Short task – Copy the following lines word for word, beginning with the line that contains "country-name: China xyxy=(80,68,220,84)" and continuing through the line that contains "country-name: Chile xyxy=(80,84,220,100)", both included.

Data to process –
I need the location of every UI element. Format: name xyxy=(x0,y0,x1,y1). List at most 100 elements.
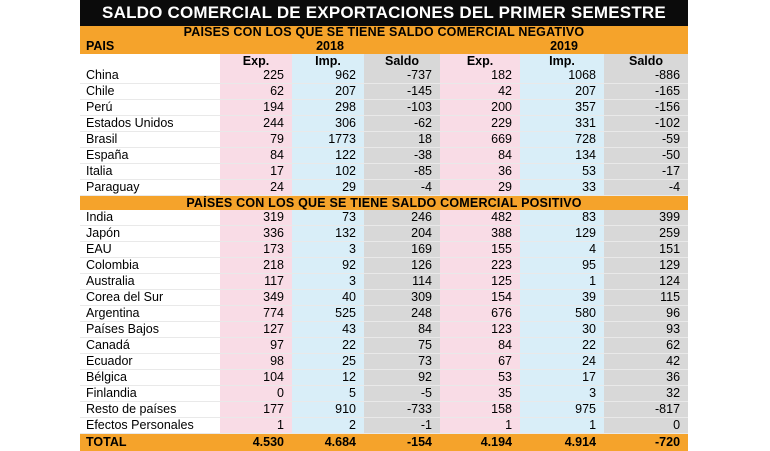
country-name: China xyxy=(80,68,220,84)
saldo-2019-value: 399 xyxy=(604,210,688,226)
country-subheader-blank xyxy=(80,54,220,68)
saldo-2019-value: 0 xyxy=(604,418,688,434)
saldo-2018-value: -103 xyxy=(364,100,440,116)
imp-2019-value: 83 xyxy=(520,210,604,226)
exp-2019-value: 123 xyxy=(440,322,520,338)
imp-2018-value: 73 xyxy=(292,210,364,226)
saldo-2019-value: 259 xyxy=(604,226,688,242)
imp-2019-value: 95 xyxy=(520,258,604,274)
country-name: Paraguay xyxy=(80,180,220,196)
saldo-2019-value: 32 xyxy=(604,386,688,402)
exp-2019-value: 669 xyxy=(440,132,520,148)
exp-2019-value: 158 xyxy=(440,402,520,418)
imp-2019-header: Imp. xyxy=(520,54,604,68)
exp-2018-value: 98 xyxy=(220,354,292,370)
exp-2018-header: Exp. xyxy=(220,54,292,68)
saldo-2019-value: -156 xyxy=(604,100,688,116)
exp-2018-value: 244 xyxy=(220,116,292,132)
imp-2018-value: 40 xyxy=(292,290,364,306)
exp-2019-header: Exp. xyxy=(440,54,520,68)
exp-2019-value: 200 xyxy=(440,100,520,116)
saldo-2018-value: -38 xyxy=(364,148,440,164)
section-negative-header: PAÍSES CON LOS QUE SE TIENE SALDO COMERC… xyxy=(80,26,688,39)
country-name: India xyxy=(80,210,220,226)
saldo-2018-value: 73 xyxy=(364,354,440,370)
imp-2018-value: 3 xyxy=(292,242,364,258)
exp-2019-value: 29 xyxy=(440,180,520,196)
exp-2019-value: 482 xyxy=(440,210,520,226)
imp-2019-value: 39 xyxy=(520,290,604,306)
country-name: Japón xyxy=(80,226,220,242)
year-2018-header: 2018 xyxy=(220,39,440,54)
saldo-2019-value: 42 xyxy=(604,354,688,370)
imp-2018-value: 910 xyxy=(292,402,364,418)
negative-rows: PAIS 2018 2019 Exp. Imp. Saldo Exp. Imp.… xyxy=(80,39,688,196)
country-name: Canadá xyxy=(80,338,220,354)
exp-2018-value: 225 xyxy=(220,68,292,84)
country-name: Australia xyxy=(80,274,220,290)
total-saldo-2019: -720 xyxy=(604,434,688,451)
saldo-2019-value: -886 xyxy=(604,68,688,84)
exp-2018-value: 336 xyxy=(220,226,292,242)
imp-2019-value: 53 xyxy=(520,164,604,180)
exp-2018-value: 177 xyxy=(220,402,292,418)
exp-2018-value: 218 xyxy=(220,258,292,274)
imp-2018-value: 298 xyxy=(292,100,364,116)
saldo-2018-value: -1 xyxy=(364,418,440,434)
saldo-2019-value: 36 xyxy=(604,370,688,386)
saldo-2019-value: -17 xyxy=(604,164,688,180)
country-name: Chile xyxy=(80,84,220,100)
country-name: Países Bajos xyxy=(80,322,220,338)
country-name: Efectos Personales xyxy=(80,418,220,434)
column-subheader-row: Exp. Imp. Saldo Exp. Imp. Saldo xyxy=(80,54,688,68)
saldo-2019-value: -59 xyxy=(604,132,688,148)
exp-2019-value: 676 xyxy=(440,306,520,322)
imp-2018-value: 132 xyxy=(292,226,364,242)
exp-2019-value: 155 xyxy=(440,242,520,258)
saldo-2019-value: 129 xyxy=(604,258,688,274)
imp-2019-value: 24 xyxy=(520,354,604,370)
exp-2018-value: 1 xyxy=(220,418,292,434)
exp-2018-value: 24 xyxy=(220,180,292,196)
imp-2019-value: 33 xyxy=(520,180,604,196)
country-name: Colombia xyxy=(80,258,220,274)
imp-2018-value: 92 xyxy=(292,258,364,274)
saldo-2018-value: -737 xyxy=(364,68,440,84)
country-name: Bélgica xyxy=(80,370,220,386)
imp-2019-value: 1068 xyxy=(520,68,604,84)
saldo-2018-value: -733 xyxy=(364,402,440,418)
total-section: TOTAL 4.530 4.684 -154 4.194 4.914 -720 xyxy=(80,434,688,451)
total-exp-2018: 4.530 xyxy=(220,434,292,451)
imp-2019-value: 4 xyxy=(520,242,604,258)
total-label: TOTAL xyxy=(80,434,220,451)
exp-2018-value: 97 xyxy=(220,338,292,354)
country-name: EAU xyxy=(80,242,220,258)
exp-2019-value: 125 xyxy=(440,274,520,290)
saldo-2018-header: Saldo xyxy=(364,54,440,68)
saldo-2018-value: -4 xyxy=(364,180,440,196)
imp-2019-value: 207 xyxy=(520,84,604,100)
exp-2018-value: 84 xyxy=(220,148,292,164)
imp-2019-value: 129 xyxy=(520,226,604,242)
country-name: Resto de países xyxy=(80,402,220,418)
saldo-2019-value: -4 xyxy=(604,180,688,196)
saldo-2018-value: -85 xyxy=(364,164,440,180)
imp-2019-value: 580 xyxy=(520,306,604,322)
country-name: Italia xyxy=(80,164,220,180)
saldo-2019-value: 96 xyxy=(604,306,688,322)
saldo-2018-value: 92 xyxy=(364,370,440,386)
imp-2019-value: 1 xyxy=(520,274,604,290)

Solution to the problem –
country-name: China xyxy=(80,68,220,84)
saldo-2019-value: 399 xyxy=(604,210,688,226)
country-subheader-blank xyxy=(80,54,220,68)
saldo-2019-value: 0 xyxy=(604,418,688,434)
saldo-2018-value: -103 xyxy=(364,100,440,116)
imp-2019-value: 83 xyxy=(520,210,604,226)
exp-2019-value: 123 xyxy=(440,322,520,338)
imp-2018-value: 73 xyxy=(292,210,364,226)
saldo-2019-value: 259 xyxy=(604,226,688,242)
imp-2019-value: 95 xyxy=(520,258,604,274)
country-name: Paraguay xyxy=(80,180,220,196)
saldo-2019-value: 32 xyxy=(604,386,688,402)
exp-2019-value: 669 xyxy=(440,132,520,148)
exp-2019-value: 158 xyxy=(440,402,520,418)
imp-2019-header: Imp. xyxy=(520,54,604,68)
exp-2018-value: 98 xyxy=(220,354,292,370)
exp-2018-header: Exp. xyxy=(220,54,292,68)
saldo-2019-value: -156 xyxy=(604,100,688,116)
exp-2018-value: 244 xyxy=(220,116,292,132)
imp-2018-value: 40 xyxy=(292,290,364,306)
exp-2019-header: Exp. xyxy=(440,54,520,68)
exp-2019-value: 200 xyxy=(440,100,520,116)
saldo-2018-value: -38 xyxy=(364,148,440,164)
section-negative-header: PAÍSES CON LOS QUE SE TIENE SALDO COMERC… xyxy=(80,26,688,39)
country-name: India xyxy=(80,210,220,226)
saldo-2018-value: 73 xyxy=(364,354,440,370)
imp-2018-value: 3 xyxy=(292,242,364,258)
exp-2019-value: 29 xyxy=(440,180,520,196)
exp-2019-value: 482 xyxy=(440,210,520,226)
imp-2019-value: 39 xyxy=(520,290,604,306)
country-name: Japón xyxy=(80,226,220,242)
year-2018-header: 2018 xyxy=(220,39,440,54)
saldo-2019-value: 42 xyxy=(604,354,688,370)
imp-2018-value: 910 xyxy=(292,402,364,418)
negative-rows: PAIS 2018 2019 Exp. Imp. Saldo Exp. Imp.… xyxy=(80,39,688,196)
country-name: Canadá xyxy=(80,338,220,354)
exp-2018-value: 225 xyxy=(220,68,292,84)
country-name: Australia xyxy=(80,274,220,290)
total-saldo-2019: -720 xyxy=(604,434,688,451)
saldo-2019-value: -886 xyxy=(604,68,688,84)
exp-2018-value: 336 xyxy=(220,226,292,242)
imp-2019-value: 53 xyxy=(520,164,604,180)
exp-2018-value: 177 xyxy=(220,402,292,418)
exp-2018-value: 218 xyxy=(220,258,292,274)
imp-2018-value: 298 xyxy=(292,100,364,116)
saldo-2018-value: -1 xyxy=(364,418,440,434)
saldo-2019-value: 36 xyxy=(604,370,688,386)
saldo-2019-value: -17 xyxy=(604,164,688,180)
country-name: Chile xyxy=(80,84,220,100)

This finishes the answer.